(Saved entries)
** Start **
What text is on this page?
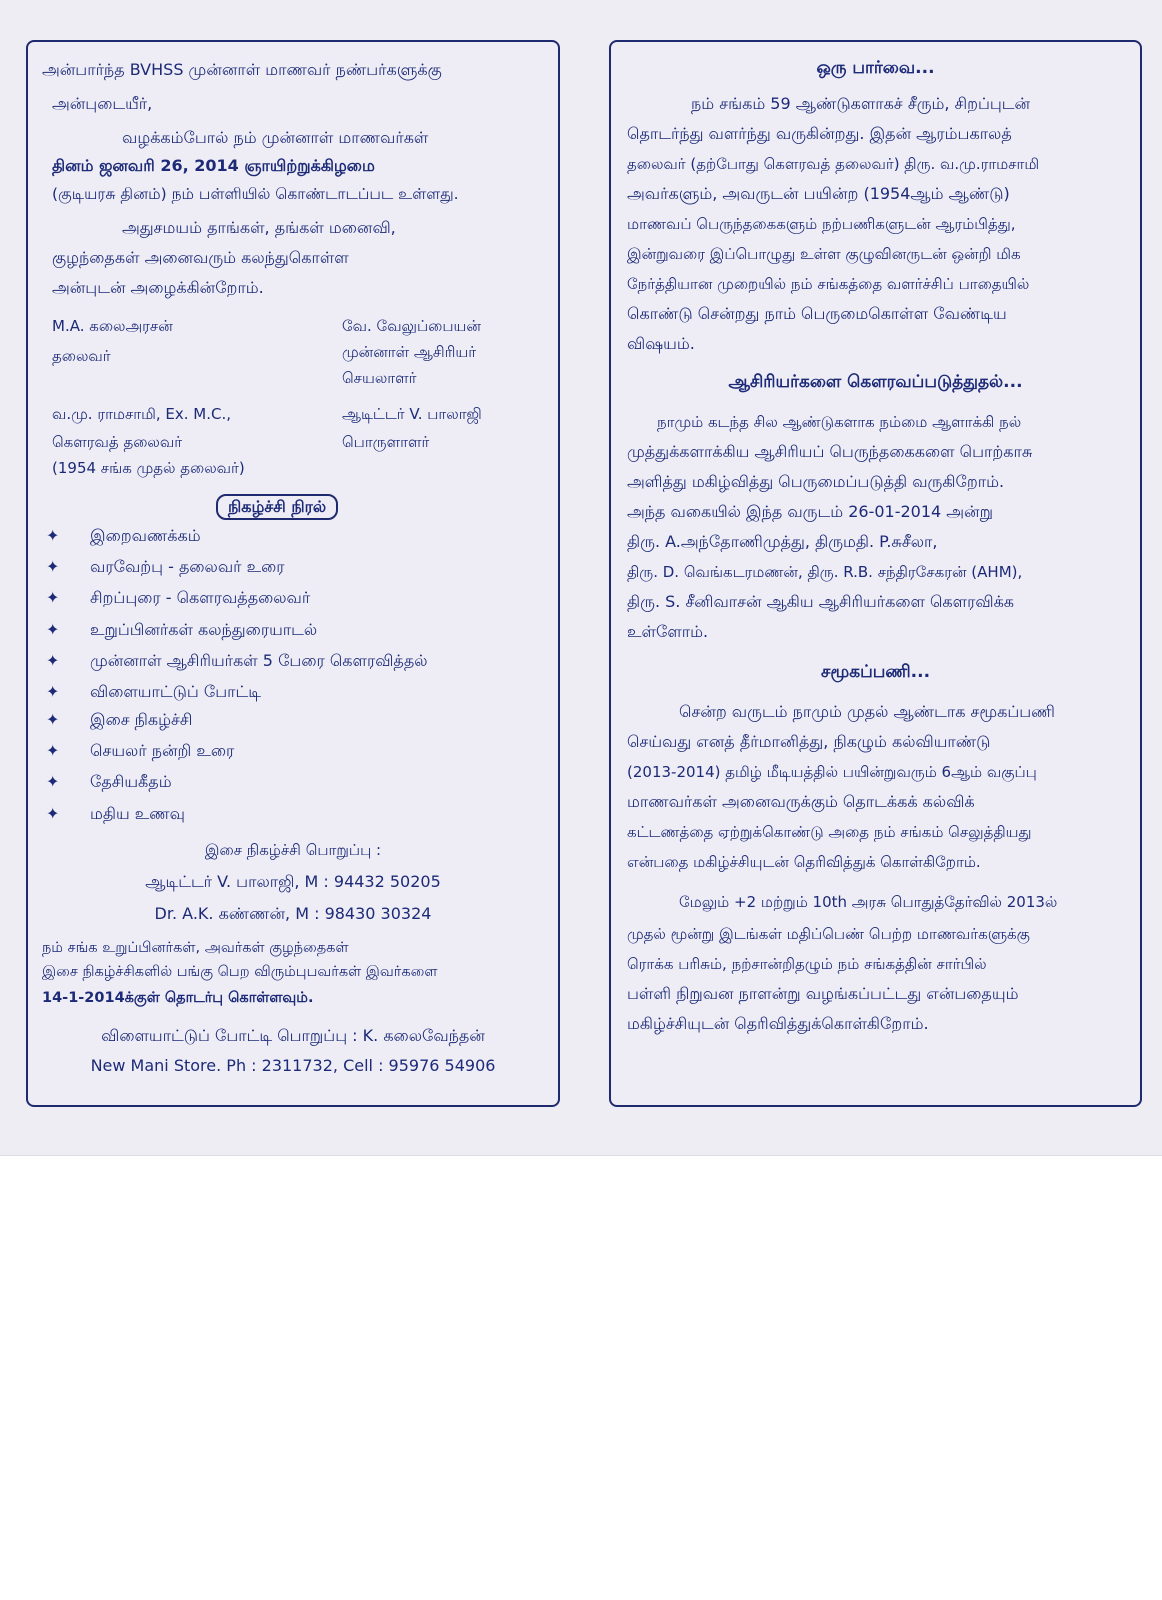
அன்பார்ந்த BVHSS முன்னாள் மாணவர் நண்பர்களுக்கு
அன்புடையீர்,
வழக்கம்போல் நம் முன்னாள் மாணவர்கள்
தினம் ஜனவரி 26, 2014 ஞாயிற்றுக்கிழமை
(குடியரசு தினம்) நம் பள்ளியில் கொண்டாடப்பட உள்ளது.
அதுசமயம் தாங்கள், தங்கள் மனைவி,
குழந்தைகள் அனைவரும் கலந்துகொள்ள
அன்புடன் அழைக்கின்றோம்.
M.A. கலைஅரசன்
தலைவர்
வே. வேலுப்பையன்
முன்னாள் ஆசிரியர்
செயலாளர்
வ.மு. ராமசாமி, Ex. M.C.,
கௌரவத் தலைவர்
(1954 சங்க முதல் தலைவர்)
ஆடிட்டர் V. பாலாஜி
பொருளாளர்
நிகழ்ச்சி நிரல்
✦ இறைவணக்கம்
✦ வரவேற்பு - தலைவர் உரை
✦ சிறப்புரை - கௌரவத்தலைவர்
✦ உறுப்பினர்கள் கலந்துரையாடல்
✦ முன்னாள் ஆசிரியர்கள் 5 பேரை கௌரவித்தல்
✦ விளையாட்டுப் போட்டி
✦ இசை நிகழ்ச்சி
✦ செயலர் நன்றி உரை
✦ தேசியகீதம்
✦ மதிய உணவு
இசை நிகழ்ச்சி பொறுப்பு :
ஆடிட்டர் V. பாலாஜி, M : 94432 50205
Dr. A.K. கண்ணன், M : 98430 30324
நம் சங்க உறுப்பினர்கள், அவர்கள் குழந்தைகள்
இசை நிகழ்ச்சிகளில் பங்கு பெற விரும்புபவர்கள் இவர்களை
14-1-2014க்குள் தொடர்பு கொள்ளவும்.
விளையாட்டுப் போட்டி பொறுப்பு : K. கலைவேந்தன்
New Mani Store. Ph : 2311732, Cell : 95976 54906
ஒரு பார்வை...
நம் சங்கம் 59 ஆண்டுகளாகச் சீரும், சிறப்புடன்
தொடர்ந்து வளர்ந்து வருகின்றது. இதன் ஆரம்பகாலத்
தலைவர் (தற்போது கௌரவத் தலைவர்) திரு. வ.மு.ராமசாமி
அவர்களும், அவருடன் பயின்ற (1954ஆம் ஆண்டு)
மாணவப் பெருந்தகைகளும் நற்பணிகளுடன் ஆரம்பித்து,
இன்றுவரை இப்பொழுது உள்ள குழுவினருடன் ஒன்றி மிக
நேர்த்தியான முறையில் நம் சங்கத்தை வளர்ச்சிப் பாதையில்
கொண்டு சென்றது நாம் பெருமைகொள்ள வேண்டிய
விஷயம்.
ஆசிரியர்களை கௌரவப்படுத்துதல்...
நாமும் கடந்த சில ஆண்டுகளாக நம்மை ஆளாக்கி நல்
முத்துக்களாக்கிய ஆசிரியப் பெருந்தகைகளை பொற்காசு
அளித்து மகிழ்வித்து பெருமைப்படுத்தி வருகிறோம்.
அந்த வகையில் இந்த வருடம் 26-01-2014 அன்று
திரு. A.அந்தோணிமுத்து, திருமதி. P.சுசீலா,
திரு. D. வெங்கடரமணன், திரு. R.B. சந்திரசேகரன் (AHM),
திரு. S. சீனிவாசன் ஆகிய ஆசிரியர்களை கௌரவிக்க
உள்ளோம்.
சமூகப்பணி...
சென்ற வருடம் நாமும் முதல் ஆண்டாக சமூகப்பணி
செய்வது எனத் தீர்மானித்து, நிகழும் கல்வியாண்டு
(2013-2014) தமிழ் மீடியத்தில் பயின்றுவரும் 6ஆம் வகுப்பு
மாணவர்கள் அனைவருக்கும் தொடக்கக் கல்விக்
கட்டணத்தை ஏற்றுக்கொண்டு அதை நம் சங்கம் செலுத்தியது
என்பதை மகிழ்ச்சியுடன் தெரிவித்துக் கொள்கிறோம்.
மேலும் +2 மற்றும் 10th அரசு பொதுத்தேர்வில் 2013ல்
முதல் மூன்று இடங்கள் மதிப்பெண் பெற்ற மாணவர்களுக்கு
ரொக்க பரிசும், நற்சான்றிதழும் நம் சங்கத்தின் சார்பில்
பள்ளி நிறுவன நாளன்று வழங்கப்பட்டது என்பதையும்
மகிழ்ச்சியுடன் தெரிவித்துக்கொள்கிறோம்.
** End **
**Goal**
Pictures appear in the records above. Output everything except them, exactly.

**Problem solution**
What text is on this page?
அன்பார்ந்த BVHSS முன்னாள் மாணவர் நண்பர்களுக்கு
அன்புடையீர்,
வழக்கம்போல் நம் முன்னாள் மாணவர்கள்
தினம் ஜனவரி 26, 2014 ஞாயிற்றுக்கிழமை
(குடியரசு தினம்) நம் பள்ளியில் கொண்டாடப்பட உள்ளது.
அதுசமயம் தாங்கள், தங்கள் மனைவி,
குழந்தைகள் அனைவரும் கலந்துகொள்ள
அன்புடன் அழைக்கின்றோம்.
M.A. கலைஅரசன்
தலைவர்
வே. வேலுப்பையன்
முன்னாள் ஆசிரியர்
செயலாளர்
வ.மு. ராமசாமி, Ex. M.C.,
கௌரவத் தலைவர்
(1954 சங்க முதல் தலைவர்)
ஆடிட்டர் V. பாலாஜி
பொருளாளர்
நிகழ்ச்சி நிரல்
✦ இறைவணக்கம்
✦ வரவேற்பு - தலைவர் உரை
✦ சிறப்புரை - கௌரவத்தலைவர்
✦ உறுப்பினர்கள் கலந்துரையாடல்
✦ முன்னாள் ஆசிரியர்கள் 5 பேரை கௌரவித்தல்
✦ விளையாட்டுப் போட்டி
✦ இசை நிகழ்ச்சி
✦ செயலர் நன்றி உரை
✦ தேசியகீதம்
✦ மதிய உணவு
இசை நிகழ்ச்சி பொறுப்பு :
ஆடிட்டர் V. பாலாஜி, M : 94432 50205
Dr. A.K. கண்ணன், M : 98430 30324
நம் சங்க உறுப்பினர்கள், அவர்கள் குழந்தைகள்
இசை நிகழ்ச்சிகளில் பங்கு பெற விரும்புபவர்கள் இவர்களை
14-1-2014க்குள் தொடர்பு கொள்ளவும்.
விளையாட்டுப் போட்டி பொறுப்பு : K. கலைவேந்தன்
New Mani Store. Ph : 2311732, Cell : 95976 54906
ஒரு பார்வை...
நம் சங்கம் 59 ஆண்டுகளாகச் சீரும், சிறப்புடன்
தொடர்ந்து வளர்ந்து வருகின்றது. இதன் ஆரம்பகாலத்
தலைவர் (தற்போது கௌரவத் தலைவர்) திரு. வ.மு.ராமசாமி
அவர்களும், அவருடன் பயின்ற (1954ஆம் ஆண்டு)
மாணவப் பெருந்தகைகளும் நற்பணிகளுடன் ஆரம்பித்து,
இன்றுவரை இப்பொழுது உள்ள குழுவினருடன் ஒன்றி மிக
நேர்த்தியான முறையில் நம் சங்கத்தை வளர்ச்சிப் பாதையில்
கொண்டு சென்றது நாம் பெருமைகொள்ள வேண்டிய
விஷயம்.
ஆசிரியர்களை கௌரவப்படுத்துதல்...
நாமும் கடந்த சில ஆண்டுகளாக நம்மை ஆளாக்கி நல்
முத்துக்களாக்கிய ஆசிரியப் பெருந்தகைகளை பொற்காசு
அளித்து மகிழ்வித்து பெருமைப்படுத்தி வருகிறோம்.
அந்த வகையில் இந்த வருடம் 26-01-2014 அன்று
திரு. A.அந்தோணிமுத்து, திருமதி. P.சுசீலா,
திரு. D. வெங்கடரமணன், திரு. R.B. சந்திரசேகரன் (AHM),
திரு. S. சீனிவாசன் ஆகிய ஆசிரியர்களை கௌரவிக்க
உள்ளோம்.
சமூகப்பணி...
சென்ற வருடம் நாமும் முதல் ஆண்டாக சமூகப்பணி
செய்வது எனத் தீர்மானித்து, நிகழும் கல்வியாண்டு
(2013-2014) தமிழ் மீடியத்தில் பயின்றுவரும் 6ஆம் வகுப்பு
மாணவர்கள் அனைவருக்கும் தொடக்கக் கல்விக்
கட்டணத்தை ஏற்றுக்கொண்டு அதை நம் சங்கம் செலுத்தியது
என்பதை மகிழ்ச்சியுடன் தெரிவித்துக் கொள்கிறோம்.
மேலும் +2 மற்றும் 10th அரசு பொதுத்தேர்வில் 2013ல்
முதல் மூன்று இடங்கள் மதிப்பெண் பெற்ற மாணவர்களுக்கு
ரொக்க பரிசும், நற்சான்றிதழும் நம் சங்கத்தின் சார்பில்
பள்ளி நிறுவன நாளன்று வழங்கப்பட்டது என்பதையும்
மகிழ்ச்சியுடன் தெரிவித்துக்கொள்கிறோம்.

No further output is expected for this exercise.